* **REQUEST**:
Print the entries below word for word; the pictures stay out of your copy.

* **Data records**:
------------

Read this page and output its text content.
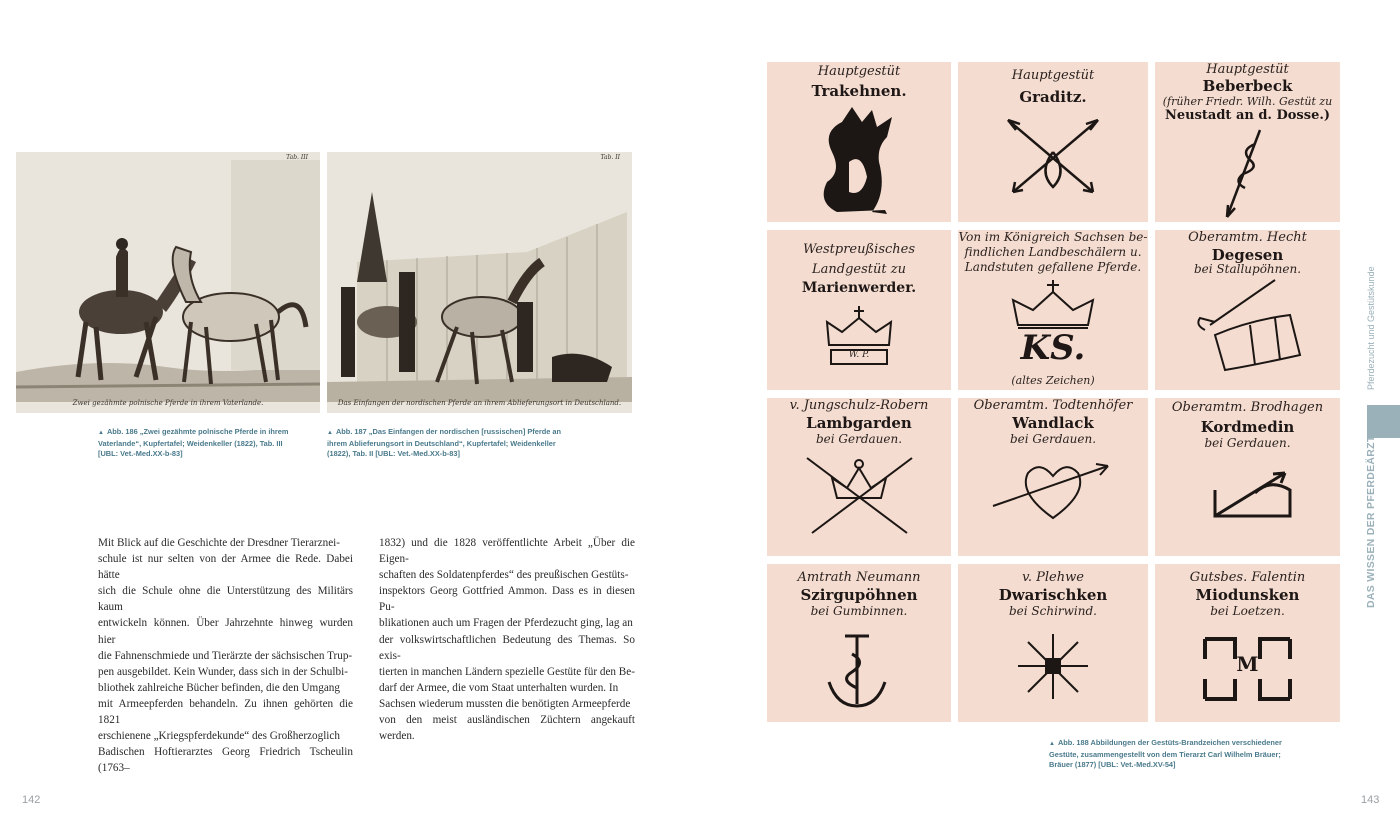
Tab. III
Zwei gezähmte polnische Pferde in ihrem Vaterlande.
Tab. II
Das Einfangen der nordischen Pferde an ihrem Ablieferungsort in Deutschland.
▲ Abb. 186 „Zwei gezähmte polnische Pferde in ihrem
Vaterlande“, Kupfertafel; Weidenkeller (1822), Tab. III
[UBL: Vet.-Med.XX-b-83]
▲ Abb. 187 „Das Einfangen der nordischen [russischen] Pferde an
ihrem Ablieferungsort in Deutschland“, Kupfertafel; Weidenkeller
(1822), Tab. II [UBL: Vet.-Med.XX-b-83]

Mit Blick auf die Geschichte der Dresdner Tierarznei-

schule ist nur selten von der Armee die Rede. Dabei hätte

sich die Schule ohne die Unterstützung des Militärs kaum

entwickeln können. Über Jahrzehnte hinweg wurden hier

die Fahnenschmiede und Tierärzte der sächsischen Trup-

pen ausgebildet. Kein Wunder, dass sich in der Schulbi-

bliothek zahlreiche Bücher befinden, die den Umgang

mit Armeepferden behandeln. Zu ihnen gehörten die 1821

erschienene „Kriegspferdekunde“ des Großherzoglich

Badischen Hoftierarztes Georg Friedrich Tscheulin (1763–

1832) und die 1828 veröffentlichte Arbeit „Über die Eigen-

schaften des Soldatenpferdes“ des preußischen Gestüts-

inspektors Georg Gottfried Ammon. Dass es in diesen Pu-

blikationen auch um Fragen der Pferdezucht ging, lag an

der volkswirtschaftlichen Bedeutung des Themas. So exis-

tierten in manchen Ländern spezielle Gestüte für den Be-

darf der Armee, die vom Staat unterhalten wurden. In

Sachsen wiederum mussten die benötigten Armeepferde

von den meist ausländischen Züchtern angekauft werden.

142
Hauptgestüt
Trakehnen.
Hauptgestüt
Graditz.
Hauptgestüt
Beberbeck
(früher Friedr. Wilh. Gestüt zu
Neustadt an d. Dosse.)
Westpreußisches
Landgestüt zu
Marienwerder.
W. P.
Von im Königreich Sachsen be-
findlichen Landbeschälern u.
Landstuten gefallene Pferde.
KS.
(altes Zeichen)
Oberamtm. Hecht
Degesen
bei Stallupöhnen.
v. Jungschulz-Robern
Lambgarden
bei Gerdauen.
Oberamtm. Todtenhöfer
Wandlack
bei Gerdauen.
Oberamtm. Brodhagen
Kordmedin
bei Gerdauen.
Amtrath Neumann
Szirgupöhnen
bei Gumbinnen.
v. Plehwe
Dwarischken
bei Schirwind.
Gutsbes. Falentin
Miodunsken
bei Loetzen.
M
▲ Abb. 188 Abbildungen der Gestüts-Brandzeichen verschiedener
Gestüte, zusammengestellt von dem Tierarzt Carl Wilhelm Bräuer;
Bräuer (1877) [UBL: Vet.-Med.XV-54]
Pferdezucht und Gestütskunde
DAS WISSEN DER PFERDEÄRZTE
143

------------

* **TASK RESULT**:
Read this page and output its text content.
Tab. III
Zwei gezähmte polnische Pferde in ihrem Vaterlande.
Tab. II
Das Einfangen der nordischen Pferde an ihrem Ablieferungsort in Deutschland.
▲ Abb. 186 „Zwei gezähmte polnische Pferde in ihrem
Vaterlande“, Kupfertafel; Weidenkeller (1822), Tab. III
[UBL: Vet.-Med.XX-b-83]
▲ Abb. 187 „Das Einfangen der nordischen [russischen] Pferde an
ihrem Ablieferungsort in Deutschland“, Kupfertafel; Weidenkeller
(1822), Tab. II [UBL: Vet.-Med.XX-b-83]

Mit Blick auf die Geschichte der Dresdner Tierarznei-

schule ist nur selten von der Armee die Rede. Dabei hätte

sich die Schule ohne die Unterstützung des Militärs kaum

entwickeln können. Über Jahrzehnte hinweg wurden hier

die Fahnenschmiede und Tierärzte der sächsischen Trup-

pen ausgebildet. Kein Wunder, dass sich in der Schulbi-

bliothek zahlreiche Bücher befinden, die den Umgang

mit Armeepferden behandeln. Zu ihnen gehörten die 1821

erschienene „Kriegspferdekunde“ des Großherzoglich

Badischen Hoftierarztes Georg Friedrich Tscheulin (1763–

1832) und die 1828 veröffentlichte Arbeit „Über die Eigen-

schaften des Soldatenpferdes“ des preußischen Gestüts-

inspektors Georg Gottfried Ammon. Dass es in diesen Pu-

blikationen auch um Fragen der Pferdezucht ging, lag an

der volkswirtschaftlichen Bedeutung des Themas. So exis-

tierten in manchen Ländern spezielle Gestüte für den Be-

darf der Armee, die vom Staat unterhalten wurden. In

Sachsen wiederum mussten die benötigten Armeepferde

von den meist ausländischen Züchtern angekauft werden.

142
Hauptgestüt
Trakehnen.
Hauptgestüt
Graditz.
Hauptgestüt
Beberbeck
(früher Friedr. Wilh. Gestüt zu
Neustadt an d. Dosse.)
Westpreußisches
Landgestüt zu
Marienwerder.
W. P.
Von im Königreich Sachsen be-
findlichen Landbeschälern u.
Landstuten gefallene Pferde.
KS.
(altes Zeichen)
Oberamtm. Hecht
Degesen
bei Stallupöhnen.
v. Jungschulz-Robern
Lambgarden
bei Gerdauen.
Oberamtm. Todtenhöfer
Wandlack
bei Gerdauen.
Oberamtm. Brodhagen
Kordmedin
bei Gerdauen.
Amtrath Neumann
Szirgupöhnen
bei Gumbinnen.
v. Plehwe
Dwarischken
bei Schirwind.
Gutsbes. Falentin
Miodunsken
bei Loetzen.
M
▲ Abb. 188 Abbildungen der Gestüts-Brandzeichen verschiedener
Gestüte, zusammengestellt von dem Tierarzt Carl Wilhelm Bräuer;
Bräuer (1877) [UBL: Vet.-Med.XV-54]
Pferdezucht und Gestütskunde
DAS WISSEN DER PFERDEÄRZTE
143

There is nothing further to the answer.